# start of INPUT DATA

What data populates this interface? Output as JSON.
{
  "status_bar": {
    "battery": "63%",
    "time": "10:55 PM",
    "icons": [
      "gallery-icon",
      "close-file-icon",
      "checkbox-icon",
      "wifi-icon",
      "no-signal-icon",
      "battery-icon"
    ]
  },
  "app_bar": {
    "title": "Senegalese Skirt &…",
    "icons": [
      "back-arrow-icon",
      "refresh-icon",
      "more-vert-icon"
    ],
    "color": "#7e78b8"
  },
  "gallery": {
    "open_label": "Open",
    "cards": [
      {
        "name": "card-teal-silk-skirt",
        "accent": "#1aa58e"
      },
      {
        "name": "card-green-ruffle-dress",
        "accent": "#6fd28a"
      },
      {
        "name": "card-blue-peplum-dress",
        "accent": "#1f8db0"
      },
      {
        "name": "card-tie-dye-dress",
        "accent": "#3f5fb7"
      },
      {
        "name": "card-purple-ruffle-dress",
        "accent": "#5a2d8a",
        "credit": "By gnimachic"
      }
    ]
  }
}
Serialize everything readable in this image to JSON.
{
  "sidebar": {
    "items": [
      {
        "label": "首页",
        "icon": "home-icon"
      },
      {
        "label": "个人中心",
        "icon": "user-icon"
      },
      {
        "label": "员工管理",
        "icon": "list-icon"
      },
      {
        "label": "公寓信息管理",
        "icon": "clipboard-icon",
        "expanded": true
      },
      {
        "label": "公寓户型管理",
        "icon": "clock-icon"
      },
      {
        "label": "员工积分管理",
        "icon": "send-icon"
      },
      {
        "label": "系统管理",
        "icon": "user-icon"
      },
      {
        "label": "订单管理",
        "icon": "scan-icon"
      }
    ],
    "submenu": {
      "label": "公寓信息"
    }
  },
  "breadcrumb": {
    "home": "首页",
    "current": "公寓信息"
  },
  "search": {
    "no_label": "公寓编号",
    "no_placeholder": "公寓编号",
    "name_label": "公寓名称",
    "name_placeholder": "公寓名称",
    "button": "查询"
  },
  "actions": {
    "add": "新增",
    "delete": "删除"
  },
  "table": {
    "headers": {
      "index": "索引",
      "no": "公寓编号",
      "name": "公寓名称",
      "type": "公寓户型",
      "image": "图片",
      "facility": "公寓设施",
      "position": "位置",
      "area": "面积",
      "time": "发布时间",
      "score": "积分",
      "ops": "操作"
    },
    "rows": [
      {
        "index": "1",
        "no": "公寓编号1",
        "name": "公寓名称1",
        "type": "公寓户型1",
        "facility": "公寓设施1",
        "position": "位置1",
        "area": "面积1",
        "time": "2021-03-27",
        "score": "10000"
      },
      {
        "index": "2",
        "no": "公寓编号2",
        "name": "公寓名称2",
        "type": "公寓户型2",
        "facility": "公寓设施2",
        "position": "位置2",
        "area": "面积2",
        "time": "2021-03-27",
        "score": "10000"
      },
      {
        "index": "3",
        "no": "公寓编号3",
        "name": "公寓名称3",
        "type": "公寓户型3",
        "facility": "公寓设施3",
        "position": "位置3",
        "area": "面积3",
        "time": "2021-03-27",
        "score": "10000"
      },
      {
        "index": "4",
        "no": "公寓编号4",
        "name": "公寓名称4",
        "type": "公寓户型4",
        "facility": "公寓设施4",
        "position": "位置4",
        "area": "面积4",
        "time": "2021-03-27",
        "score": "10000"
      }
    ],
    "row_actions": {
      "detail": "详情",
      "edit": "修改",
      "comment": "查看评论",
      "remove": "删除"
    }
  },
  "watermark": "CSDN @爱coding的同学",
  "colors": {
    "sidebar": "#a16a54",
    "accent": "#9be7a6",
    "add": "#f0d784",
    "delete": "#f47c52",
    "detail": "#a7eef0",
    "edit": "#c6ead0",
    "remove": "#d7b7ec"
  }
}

# end of INPUT DATA

* [DIRECTIONS]
Among the entries, how many lines include the word "image"? Answer with a single number and nothing further.

* [THE REPLY]
2